• [Using the information]:
A: Reproduce the passage on vendor pricing transparency word for word, everything from "Artisan completed a" down to "opens or closes.".
B: Pick up the notes on vendor pricing transparency where they stop and continue them.

• [Selected extract]:
Artisan completed a full pricing round-trip in two years — gated behind 'Request Pricing' (Aug 2024) → public credit-pool rate card with Free/Intern $250/Employee $600 and a credit estimator (early 2026) → gated again to three 'Talk to sales' tiers (2026-07-14). It is the corpus's clearest proof that transparency is a phase a vendor can enter AND exit: the same company was this trend's headline counterexample before it re-gated itself.
Acquisition drove pricing pages in OPPOSITE directions in the same 2026-07-14 batch: TransPerfect is decommissioning Unbabel's only public ladder (Widn.ai) into a sales-gated GlobalLink brand, while Stripe's newly-acquired Metronome published explicit Starter usage rates for the first time in its history. The acquirer's go-to-market motion, not the fact of acquisition, decides whether the gate opens or closes.
The wave-27 voice intake (June 2026) produced the corpus's starkest same-category transparency split: contact-center platforms Parloa (~$300K reported minimum), PolyAI, Uniphore, and Observe.AI all 404 or sales-gate their /pricing paths, while the voice-infra vendors one layer down — Retell ($0.055/min), Vapi ($0.05/min), Synthflow — publish per-minute rates to the cent. Same technology, opposite postures, separated only by who signs the contract.
The overall corpus gating rate rose from 7% (at 43 companies) to 16% (at 97 companies) to ~20% (31 of 158) not because vertical-knowledge AI became more opaque, but because the expanded corpus added more billing-infrastructure and outbound sales-tech vendors — which gate far above the baseline. Without the billing-infra segment, the gating rate would have risen much less, meaning the headline trend is driven by a product-segment composition shift, not a broad move toward opacity.

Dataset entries
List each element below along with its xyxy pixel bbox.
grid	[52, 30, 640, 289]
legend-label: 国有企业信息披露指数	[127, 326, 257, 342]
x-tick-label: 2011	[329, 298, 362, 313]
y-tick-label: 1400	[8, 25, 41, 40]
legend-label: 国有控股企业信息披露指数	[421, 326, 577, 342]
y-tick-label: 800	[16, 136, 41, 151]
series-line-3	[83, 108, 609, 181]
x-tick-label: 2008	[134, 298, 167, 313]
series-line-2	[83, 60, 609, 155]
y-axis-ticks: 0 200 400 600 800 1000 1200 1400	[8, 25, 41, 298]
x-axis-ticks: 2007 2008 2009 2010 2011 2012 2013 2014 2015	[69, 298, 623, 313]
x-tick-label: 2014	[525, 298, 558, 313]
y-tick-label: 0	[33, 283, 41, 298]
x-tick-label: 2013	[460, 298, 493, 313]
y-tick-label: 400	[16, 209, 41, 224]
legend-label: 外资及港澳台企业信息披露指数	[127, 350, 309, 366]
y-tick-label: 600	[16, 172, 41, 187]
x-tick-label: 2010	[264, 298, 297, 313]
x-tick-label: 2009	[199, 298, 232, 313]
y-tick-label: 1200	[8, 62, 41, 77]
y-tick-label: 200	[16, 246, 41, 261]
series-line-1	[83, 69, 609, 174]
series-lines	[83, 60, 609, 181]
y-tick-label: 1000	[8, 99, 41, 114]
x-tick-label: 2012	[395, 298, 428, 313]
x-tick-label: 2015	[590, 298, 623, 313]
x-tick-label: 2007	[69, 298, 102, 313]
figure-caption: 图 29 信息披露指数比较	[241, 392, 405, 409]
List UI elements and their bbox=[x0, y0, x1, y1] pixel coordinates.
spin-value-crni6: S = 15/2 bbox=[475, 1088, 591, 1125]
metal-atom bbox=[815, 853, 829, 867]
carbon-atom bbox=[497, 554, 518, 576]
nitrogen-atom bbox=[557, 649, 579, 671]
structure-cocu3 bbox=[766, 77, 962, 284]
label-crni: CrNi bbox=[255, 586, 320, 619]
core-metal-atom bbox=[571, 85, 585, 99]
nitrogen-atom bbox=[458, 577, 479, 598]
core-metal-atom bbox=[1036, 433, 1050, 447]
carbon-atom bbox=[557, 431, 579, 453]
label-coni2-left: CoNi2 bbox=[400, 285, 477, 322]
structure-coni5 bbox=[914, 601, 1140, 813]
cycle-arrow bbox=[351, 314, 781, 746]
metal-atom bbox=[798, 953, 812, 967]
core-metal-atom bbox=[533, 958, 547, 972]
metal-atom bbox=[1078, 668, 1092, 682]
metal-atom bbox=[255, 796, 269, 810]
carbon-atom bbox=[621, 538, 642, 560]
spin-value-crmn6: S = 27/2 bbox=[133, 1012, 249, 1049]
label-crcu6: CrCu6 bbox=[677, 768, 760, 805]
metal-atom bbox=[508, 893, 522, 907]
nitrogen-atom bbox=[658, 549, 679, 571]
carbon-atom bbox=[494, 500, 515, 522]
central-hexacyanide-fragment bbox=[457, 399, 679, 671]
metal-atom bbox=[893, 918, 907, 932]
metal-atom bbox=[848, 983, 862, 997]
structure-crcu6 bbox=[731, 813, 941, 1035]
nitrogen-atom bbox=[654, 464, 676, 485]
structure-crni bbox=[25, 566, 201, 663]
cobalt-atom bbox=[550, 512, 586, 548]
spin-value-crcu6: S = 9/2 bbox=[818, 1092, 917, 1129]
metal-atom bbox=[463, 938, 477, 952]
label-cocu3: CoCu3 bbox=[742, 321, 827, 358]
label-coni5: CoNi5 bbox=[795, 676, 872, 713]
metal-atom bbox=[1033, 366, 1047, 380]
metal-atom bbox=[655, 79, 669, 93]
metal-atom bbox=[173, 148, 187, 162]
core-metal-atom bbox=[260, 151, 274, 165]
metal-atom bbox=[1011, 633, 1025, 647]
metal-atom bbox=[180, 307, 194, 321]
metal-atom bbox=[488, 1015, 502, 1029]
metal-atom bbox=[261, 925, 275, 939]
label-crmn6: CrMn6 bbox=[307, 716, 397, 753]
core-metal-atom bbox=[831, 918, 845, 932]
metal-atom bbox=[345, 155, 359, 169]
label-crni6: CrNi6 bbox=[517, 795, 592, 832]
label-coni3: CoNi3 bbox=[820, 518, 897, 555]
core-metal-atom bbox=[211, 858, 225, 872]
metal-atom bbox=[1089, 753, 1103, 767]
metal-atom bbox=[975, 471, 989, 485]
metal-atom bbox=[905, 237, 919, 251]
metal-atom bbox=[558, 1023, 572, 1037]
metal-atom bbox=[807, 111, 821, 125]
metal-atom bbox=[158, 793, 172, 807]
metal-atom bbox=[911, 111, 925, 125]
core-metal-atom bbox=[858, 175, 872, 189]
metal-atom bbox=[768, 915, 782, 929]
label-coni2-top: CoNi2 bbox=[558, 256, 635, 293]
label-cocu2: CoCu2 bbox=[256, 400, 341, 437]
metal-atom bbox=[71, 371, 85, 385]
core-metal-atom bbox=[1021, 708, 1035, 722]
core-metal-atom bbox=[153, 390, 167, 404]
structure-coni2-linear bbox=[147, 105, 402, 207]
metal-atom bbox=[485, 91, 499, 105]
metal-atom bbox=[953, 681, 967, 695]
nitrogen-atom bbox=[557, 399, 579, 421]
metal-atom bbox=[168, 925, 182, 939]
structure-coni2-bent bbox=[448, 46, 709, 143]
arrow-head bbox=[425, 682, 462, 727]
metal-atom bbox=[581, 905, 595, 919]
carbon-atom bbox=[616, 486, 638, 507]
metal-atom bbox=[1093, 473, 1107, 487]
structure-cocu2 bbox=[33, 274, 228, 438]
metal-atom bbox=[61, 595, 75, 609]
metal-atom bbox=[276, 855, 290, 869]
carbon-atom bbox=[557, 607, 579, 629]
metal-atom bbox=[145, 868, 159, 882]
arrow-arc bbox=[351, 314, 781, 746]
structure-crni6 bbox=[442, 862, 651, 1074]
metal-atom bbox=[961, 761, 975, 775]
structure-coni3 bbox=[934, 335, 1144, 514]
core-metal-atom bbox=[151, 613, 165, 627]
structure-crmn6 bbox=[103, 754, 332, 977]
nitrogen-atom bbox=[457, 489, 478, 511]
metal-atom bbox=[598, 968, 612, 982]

• [Answers by task]:
A:
Artisan completed a full pricing round-trip in two years — gated behind 'Request Pricing' (Aug 2024) → public credit-pool rate card with Free/Intern $250/Employee $600 and a credit estimator (early 2026) → gated again to three 'Talk to sales' tiers (2026-07-14). It is the corpus's clearest proof that transparency is a phase a vendor can enter AND exit: the same company was this trend's headline counterexample before it re-gated itself.
Acquisition drove pricing pages in OPPOSITE directions in the same 2026-07-14 batch: TransPerfect is decommissioning Unbabel's only public ladder (Widn.ai) into a sales-gated GlobalLink brand, while Stripe's newly-acquired Metronome published explicit Starter usage rates for the first time in its history. The acquirer's go-to-market motion, not the fact of acquisition, decides whether the gate opens or closes.

B:
Robin AI's move from a published Free + $100/user/month Pro page to full sales-only gating is an early documented case in the corpus of a vendor reversing from public pricing to a gated model after growth — the 2026 pricing-page-withdrawal wave later produced several more (Dropzone, Ada, Gladly); most other gating cases were gated from launch. The direction-change suggests that as deal sizes increase in legal AI, the transparency cost (price anchoring in negotiations) outweighs the acquisition benefit (self-serve discovery).
Intercom is the sharpest counterexample to the "vertical-knowledge AI gates pricing" thesis: a customer-service vertical product that publishes its outcome price ($0.99 per Fin resolution) openly and self-serve. Its willingness to publish a per-outcome rate while legal and enterprise-search verticals stay gated reflects the difference between a product with a definable, comparable unit (a resolved ticket) and one whose value depends heavily on the buyer's use case and headcount.
Wave 27 (June 2026) grew the media-minutes cohort from 15 to 26 corpus companies in one intake — and 23 of the 26 (88%) publish per-minute rates self-serve, making voice one of the most price-transparent AI categories despite its enterprise contact-center wing being fully gated.
Daily (verified 2026-06-09) publishes the steepest automatic volume curve in the voice cohort: its participant-minute rate falls ~63% — from $0.004 to $0.0015 — once a customer crosses 50M minutes/month, with no negotiation, after the company dropped subscription plans entirely in June 2022.
Hume's EVI shows the per-minute price deflating by model generation like tokens do: ~$0.102/min (EVI 1, 2024) → ~$0.072/min (EVI 2, ~30% cut) → $0.04/min Business-tier overage by 2026 — a 61% decline across three generations of the same voice-agent product.
AssemblyAI's 2026-07-06 Voice Agent launched at exactly $0.075/min ($1.50/hr) — the same per-minute rate Vapi charges for its hosting fee — showing the ~$0.05–$0.08/min band has become the reference price for an end-to-end voice-agent minute even as the underlying STT beneath it kept falling (Speechmatics cut real-time enhanced -23% the very same day). A new voice product now launches straight onto the per-minute meter rather than testing per-character or per-request.